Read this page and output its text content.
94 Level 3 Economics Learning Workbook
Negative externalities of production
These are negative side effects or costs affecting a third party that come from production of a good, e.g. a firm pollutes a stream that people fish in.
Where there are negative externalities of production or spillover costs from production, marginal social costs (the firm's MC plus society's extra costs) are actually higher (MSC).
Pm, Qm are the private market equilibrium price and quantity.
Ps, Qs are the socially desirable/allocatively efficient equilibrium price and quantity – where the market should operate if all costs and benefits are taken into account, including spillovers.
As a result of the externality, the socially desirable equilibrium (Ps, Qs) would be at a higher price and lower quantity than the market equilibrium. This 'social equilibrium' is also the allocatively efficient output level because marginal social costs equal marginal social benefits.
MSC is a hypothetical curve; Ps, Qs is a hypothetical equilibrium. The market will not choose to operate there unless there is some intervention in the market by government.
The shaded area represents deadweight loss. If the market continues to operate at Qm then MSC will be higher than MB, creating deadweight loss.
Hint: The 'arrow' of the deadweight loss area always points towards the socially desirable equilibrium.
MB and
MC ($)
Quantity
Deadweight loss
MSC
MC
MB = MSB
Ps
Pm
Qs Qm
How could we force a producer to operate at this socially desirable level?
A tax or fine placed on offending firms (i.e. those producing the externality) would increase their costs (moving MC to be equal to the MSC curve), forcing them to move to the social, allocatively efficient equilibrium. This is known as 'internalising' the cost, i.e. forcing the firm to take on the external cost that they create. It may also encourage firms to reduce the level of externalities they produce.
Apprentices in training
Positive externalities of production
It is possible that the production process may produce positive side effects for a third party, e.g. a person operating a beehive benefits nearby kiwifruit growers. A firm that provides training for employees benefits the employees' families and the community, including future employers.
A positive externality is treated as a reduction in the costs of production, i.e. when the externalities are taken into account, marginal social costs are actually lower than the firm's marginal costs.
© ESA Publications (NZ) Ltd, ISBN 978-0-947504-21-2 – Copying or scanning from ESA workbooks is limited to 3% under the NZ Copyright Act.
---
> [TASK TO COMPLETE]: Reproduce the full listing exactly.

> [TASK ANSWER]:
Read this page and output its text content.
94 Level 3 Economics Learning Workbook
Negative externalities of production
These are negative side effects or costs affecting a third party that come from production of a good, e.g. a firm pollutes a stream that people fish in.
Where there are negative externalities of production or spillover costs from production, marginal social costs (the firm's MC plus society's extra costs) are actually higher (MSC).
Pm, Qm are the private market equilibrium price and quantity.
Ps, Qs are the socially desirable/allocatively efficient equilibrium price and quantity – where the market should operate if all costs and benefits are taken into account, including spillovers.
As a result of the externality, the socially desirable equilibrium (Ps, Qs) would be at a higher price and lower quantity than the market equilibrium. This 'social equilibrium' is also the allocatively efficient output level because marginal social costs equal marginal social benefits.
MSC is a hypothetical curve; Ps, Qs is a hypothetical equilibrium. The market will not choose to operate there unless there is some intervention in the market by government.
The shaded area represents deadweight loss. If the market continues to operate at Qm then MSC will be higher than MB, creating deadweight loss.
Hint: The 'arrow' of the deadweight loss area always points towards the socially desirable equilibrium.
MB and
MC ($)
Quantity
Deadweight loss
MSC
MC
MB = MSB
Ps
Pm
Qs Qm
How could we force a producer to operate at this socially desirable level?
A tax or fine placed on offending firms (i.e. those producing the externality) would increase their costs (moving MC to be equal to the MSC curve), forcing them to move to the social, allocatively efficient equilibrium. This is known as 'internalising' the cost, i.e. forcing the firm to take on the external cost that they create. It may also encourage firms to reduce the level of externalities they produce.
Apprentices in training
Positive externalities of production
It is possible that the production process may produce positive side effects for a third party, e.g. a person operating a beehive benefits nearby kiwifruit growers. A firm that provides training for employees benefits the employees' families and the community, including future employers.
A positive externality is treated as a reduction in the costs of production, i.e. when the externalities are taken into account, marginal social costs are actually lower than the firm's marginal costs.
© ESA Publications (NZ) Ltd, ISBN 978-0-947504-21-2 – Copying or scanning from ESA workbooks is limited to 3% under the NZ Copyright Act.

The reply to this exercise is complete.